# start of Records for the task

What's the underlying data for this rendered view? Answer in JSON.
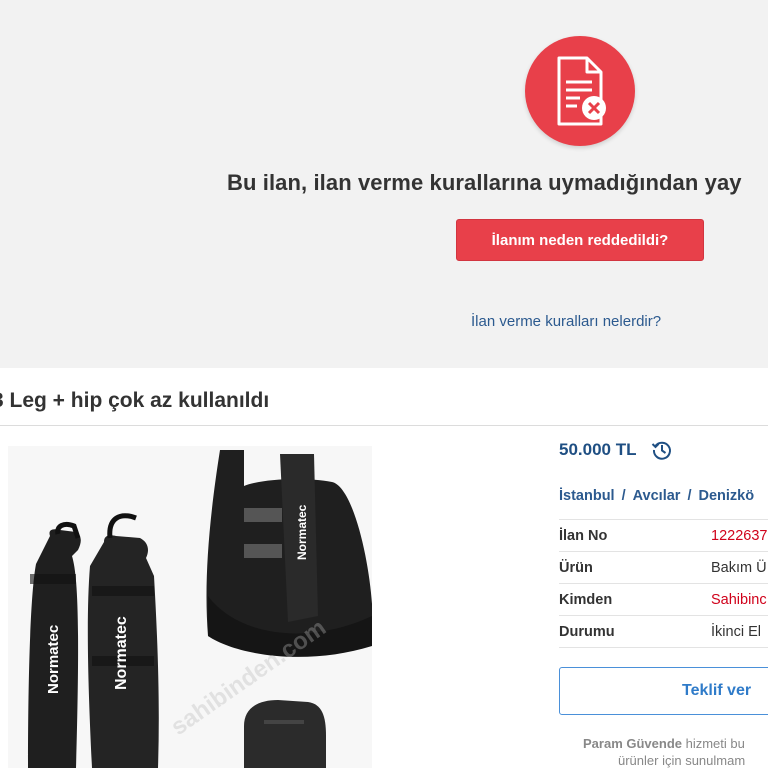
{
  "banner": {
    "message": "Bu ilan, ilan verme kurallarına uymadığından yay",
    "why_button": "İlanım neden reddedildi?",
    "rules_link": "İlan verme kuralları nelerdir?",
    "icon": "document-reject-icon",
    "accent_color": "#e8404a"
  },
  "listing": {
    "title": "3 Leg + hip çok az kullanıldı",
    "price": "50.000 TL",
    "price_history_icon": "history-icon",
    "breadcrumb": [
      "İstanbul",
      "Avcılar",
      "Denizkö"
    ],
    "details": [
      {
        "label": "İlan No",
        "value": "1222637",
        "highlight": true
      },
      {
        "label": "Ürün",
        "value": "Bakım Ü",
        "highlight": false
      },
      {
        "label": "Kimden",
        "value": "Sahibinc",
        "highlight": true
      },
      {
        "label": "Durumu",
        "value": "İkinci El",
        "highlight": false
      }
    ],
    "offer_button": "Teklif ver",
    "safe_note": {
      "brand": "Param Güvende",
      "line1_rest": " hizmeti bu",
      "line2": "ürünler için sunulmam"
    },
    "photo": {
      "brand_text": "Normatec",
      "watermark": "sahibinden.com"
    }
  }
}
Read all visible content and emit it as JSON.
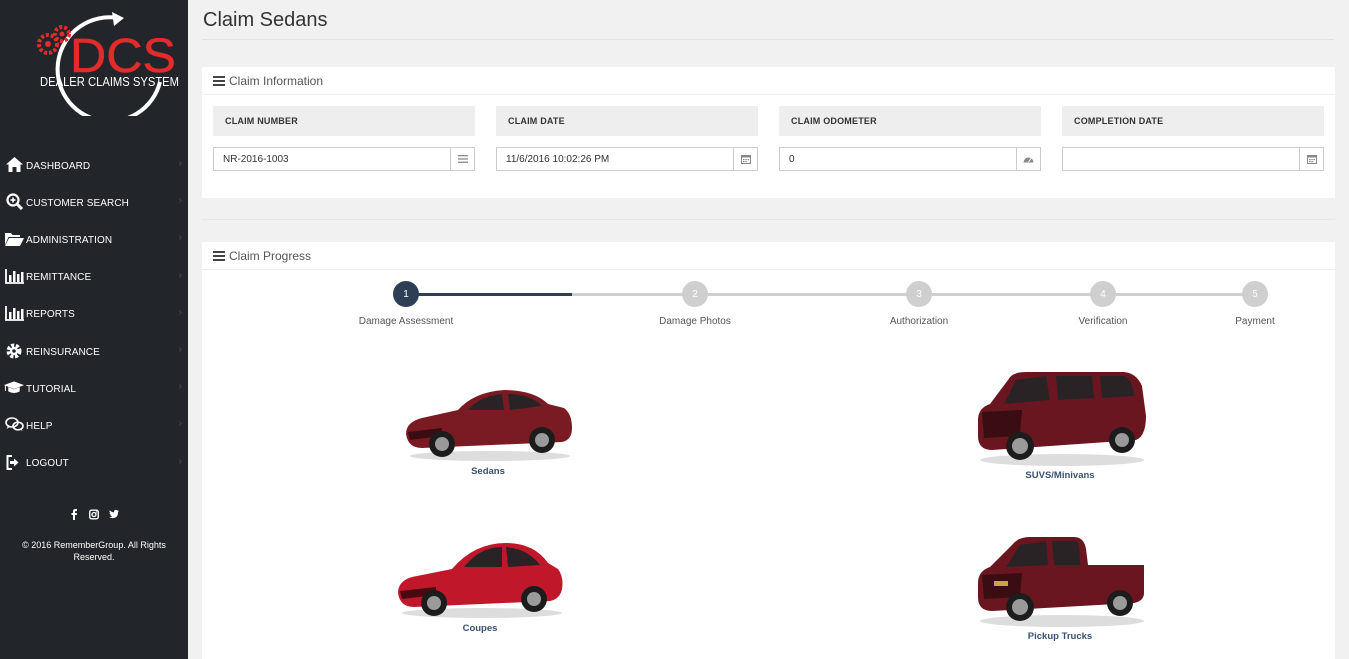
{
  "brand": {
    "logo_main": "DCS",
    "logo_sub": "DEALER CLAIMS SYSTEM",
    "accent_red": "#e32b2b"
  },
  "sidebar": {
    "items": [
      {
        "label": "DASHBOARD",
        "icon": "home-icon"
      },
      {
        "label": "CUSTOMER SEARCH",
        "icon": "search-plus-icon"
      },
      {
        "label": "ADMINISTRATION",
        "icon": "folder-open-icon"
      },
      {
        "label": "REMITTANCE",
        "icon": "bar-chart-icon"
      },
      {
        "label": "REPORTS",
        "icon": "bar-chart-icon"
      },
      {
        "label": "REINSURANCE",
        "icon": "gear-icon"
      },
      {
        "label": "TUTORIAL",
        "icon": "graduation-cap-icon"
      },
      {
        "label": "HELP",
        "icon": "chat-bubbles-icon"
      },
      {
        "label": "LOGOUT",
        "icon": "sign-out-icon"
      }
    ],
    "social": [
      "facebook-icon",
      "instagram-icon",
      "twitter-icon"
    ],
    "copyright": "© 2016 RememberGroup. All Rights Reserved."
  },
  "page": {
    "title": "Claim Sedans"
  },
  "claim_info": {
    "title": "Claim Information",
    "fields": [
      {
        "label": "CLAIM NUMBER",
        "value": "NR-2016-1003",
        "icon": "list-icon"
      },
      {
        "label": "CLAIM DATE",
        "value": "11/6/2016 10:02:26 PM",
        "icon": "calendar-icon"
      },
      {
        "label": "CLAIM ODOMETER",
        "value": "0",
        "icon": "dashboard-gauge-icon"
      },
      {
        "label": "COMPLETION DATE",
        "value": "",
        "icon": "calendar-icon"
      }
    ]
  },
  "claim_progress": {
    "title": "Claim Progress",
    "active_step": 1,
    "steps": [
      {
        "number": "1",
        "label": "Damage Assessment"
      },
      {
        "number": "2",
        "label": "Damage Photos"
      },
      {
        "number": "3",
        "label": "Authorization"
      },
      {
        "number": "4",
        "label": "Verification"
      },
      {
        "number": "5",
        "label": "Payment"
      }
    ],
    "active_color": "#2e3f55",
    "inactive_color": "#cfcfcf"
  },
  "vehicles": [
    {
      "label": "Sedans",
      "icon": "sedan-car-image"
    },
    {
      "label": "SUVS/Minivans",
      "icon": "suv-car-image"
    },
    {
      "label": "Coupes",
      "icon": "coupe-car-image"
    },
    {
      "label": "Pickup Trucks",
      "icon": "pickup-truck-image"
    }
  ]
}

# end of Records for the task

** Description of the task **
How many of the lines in the listing above hold the word "title"? Report only that figure.

** Task solution **
4